Character Encoding Problems on Message Boards (Sept. 9 2014)

  • 4
  • Problem
  • Updated 4 years ago
  • Solved
Archived and Closed

This conversation is no longer open for comments or replies and is no longer visible to community members. The community moderator provided the following reason for archiving: IMDb boards

Today (Sept. 9 2014) I've noticed the following problems involving incorrect character-encoding in the message board post editor and in board signatures.


When we preview or edit a post that contains any of various extended UTF-8 characters, the post editor may replace such characters with incorrectly encoded representations in the text input box.

Also, when we edit an existing post that contains a less-than (<) or greater-than (>) character, the post editor may incorrectly replace such characters with encoded representations in the text input box.


In saved signatures that contain extended UTF-8 characters, the system incorrectly replaces such characters with encoded representations.

#### [Data provided]
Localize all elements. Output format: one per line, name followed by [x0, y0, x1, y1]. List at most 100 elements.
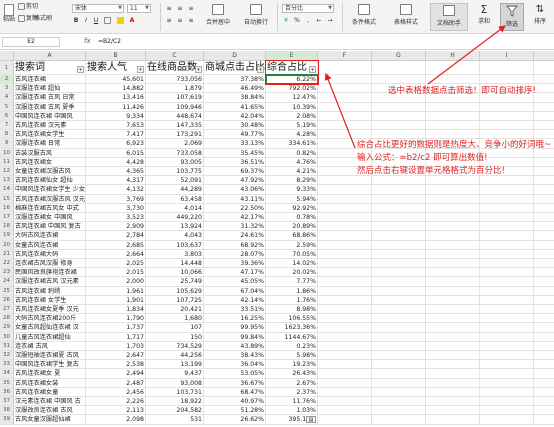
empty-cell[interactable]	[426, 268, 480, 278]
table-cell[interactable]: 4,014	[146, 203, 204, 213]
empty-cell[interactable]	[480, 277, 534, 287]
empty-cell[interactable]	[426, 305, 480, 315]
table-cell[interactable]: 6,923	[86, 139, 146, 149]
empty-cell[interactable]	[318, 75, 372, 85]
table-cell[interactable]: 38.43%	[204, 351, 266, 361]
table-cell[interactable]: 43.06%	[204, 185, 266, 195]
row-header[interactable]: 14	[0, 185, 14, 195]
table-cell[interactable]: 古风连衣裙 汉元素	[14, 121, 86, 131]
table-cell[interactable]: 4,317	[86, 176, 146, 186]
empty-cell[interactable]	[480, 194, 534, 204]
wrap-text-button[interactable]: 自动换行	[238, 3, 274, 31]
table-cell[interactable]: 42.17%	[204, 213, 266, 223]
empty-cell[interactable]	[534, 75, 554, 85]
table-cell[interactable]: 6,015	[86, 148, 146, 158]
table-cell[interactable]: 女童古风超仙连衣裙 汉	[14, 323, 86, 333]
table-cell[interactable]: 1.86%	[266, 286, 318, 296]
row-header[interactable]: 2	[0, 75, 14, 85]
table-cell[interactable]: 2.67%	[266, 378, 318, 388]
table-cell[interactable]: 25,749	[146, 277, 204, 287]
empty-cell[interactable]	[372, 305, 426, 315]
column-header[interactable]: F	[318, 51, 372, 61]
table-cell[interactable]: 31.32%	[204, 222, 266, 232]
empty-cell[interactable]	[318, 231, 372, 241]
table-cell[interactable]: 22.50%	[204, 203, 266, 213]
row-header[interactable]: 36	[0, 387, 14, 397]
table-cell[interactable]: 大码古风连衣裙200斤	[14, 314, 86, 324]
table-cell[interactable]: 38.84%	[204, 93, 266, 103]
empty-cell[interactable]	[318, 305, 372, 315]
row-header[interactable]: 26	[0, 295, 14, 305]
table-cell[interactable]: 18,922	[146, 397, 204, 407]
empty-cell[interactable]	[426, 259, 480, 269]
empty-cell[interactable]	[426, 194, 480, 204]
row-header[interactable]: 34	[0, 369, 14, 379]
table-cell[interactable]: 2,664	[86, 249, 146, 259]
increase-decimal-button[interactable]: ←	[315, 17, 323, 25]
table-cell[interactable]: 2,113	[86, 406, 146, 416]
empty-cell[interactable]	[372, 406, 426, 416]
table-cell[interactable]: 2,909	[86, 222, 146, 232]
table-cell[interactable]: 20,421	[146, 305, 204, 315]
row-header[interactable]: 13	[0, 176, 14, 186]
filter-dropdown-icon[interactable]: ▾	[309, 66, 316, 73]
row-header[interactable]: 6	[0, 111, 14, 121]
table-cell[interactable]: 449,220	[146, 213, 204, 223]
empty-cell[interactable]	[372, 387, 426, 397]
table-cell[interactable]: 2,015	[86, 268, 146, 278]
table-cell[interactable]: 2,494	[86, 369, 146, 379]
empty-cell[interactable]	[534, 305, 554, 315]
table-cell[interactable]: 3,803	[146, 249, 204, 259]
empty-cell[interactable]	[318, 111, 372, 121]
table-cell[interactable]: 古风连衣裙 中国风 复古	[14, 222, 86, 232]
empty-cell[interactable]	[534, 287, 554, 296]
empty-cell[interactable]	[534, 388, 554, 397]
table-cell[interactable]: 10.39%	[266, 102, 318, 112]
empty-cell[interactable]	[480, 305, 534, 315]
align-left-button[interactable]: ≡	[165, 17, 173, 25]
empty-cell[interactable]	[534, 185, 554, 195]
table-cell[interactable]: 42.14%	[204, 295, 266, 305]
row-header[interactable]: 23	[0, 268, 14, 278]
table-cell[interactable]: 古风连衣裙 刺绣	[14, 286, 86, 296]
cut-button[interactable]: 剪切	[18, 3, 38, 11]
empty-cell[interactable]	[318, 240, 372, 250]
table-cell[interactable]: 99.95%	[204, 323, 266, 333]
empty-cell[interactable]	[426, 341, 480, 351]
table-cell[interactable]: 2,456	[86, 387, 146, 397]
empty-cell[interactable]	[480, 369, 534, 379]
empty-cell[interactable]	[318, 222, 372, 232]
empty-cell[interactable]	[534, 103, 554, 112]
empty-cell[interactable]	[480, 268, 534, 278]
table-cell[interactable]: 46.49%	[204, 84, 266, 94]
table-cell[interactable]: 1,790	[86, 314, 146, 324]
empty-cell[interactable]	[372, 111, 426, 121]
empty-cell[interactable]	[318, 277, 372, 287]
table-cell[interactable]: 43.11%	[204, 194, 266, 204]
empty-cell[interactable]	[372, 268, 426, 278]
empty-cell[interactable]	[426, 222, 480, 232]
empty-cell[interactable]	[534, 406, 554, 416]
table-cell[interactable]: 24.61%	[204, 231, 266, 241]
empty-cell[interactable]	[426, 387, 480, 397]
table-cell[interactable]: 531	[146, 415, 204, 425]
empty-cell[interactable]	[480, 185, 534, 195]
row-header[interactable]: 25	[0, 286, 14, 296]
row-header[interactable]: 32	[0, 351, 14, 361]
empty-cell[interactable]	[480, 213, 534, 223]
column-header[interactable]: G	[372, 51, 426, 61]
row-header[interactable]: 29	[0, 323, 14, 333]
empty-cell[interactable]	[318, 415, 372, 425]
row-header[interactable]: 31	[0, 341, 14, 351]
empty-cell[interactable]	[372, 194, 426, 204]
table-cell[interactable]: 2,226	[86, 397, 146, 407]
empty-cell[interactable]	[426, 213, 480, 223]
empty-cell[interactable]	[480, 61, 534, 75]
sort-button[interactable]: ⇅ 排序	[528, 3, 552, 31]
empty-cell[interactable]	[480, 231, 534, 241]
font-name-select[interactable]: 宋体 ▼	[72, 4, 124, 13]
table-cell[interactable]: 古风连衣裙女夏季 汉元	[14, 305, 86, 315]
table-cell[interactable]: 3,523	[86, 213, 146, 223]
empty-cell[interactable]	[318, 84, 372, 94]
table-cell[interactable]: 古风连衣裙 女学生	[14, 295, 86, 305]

#### [Job]
Which character-encoding problems does the message board report above describe? List every one.

#### [Response to this exercise]
1. When a post containing extended UTF-8 characters is previewed or edited, the post editor may replace those characters with incorrectly encoded representations in the text input box.
2. When an existing post containing a less-than (<) or greater-than (>) character is edited, the post editor may incorrectly replace those characters with encoded representations in the text input box.
3. In saved signatures containing extended UTF-8 characters, the system incorrectly replaces those characters with encoded representations.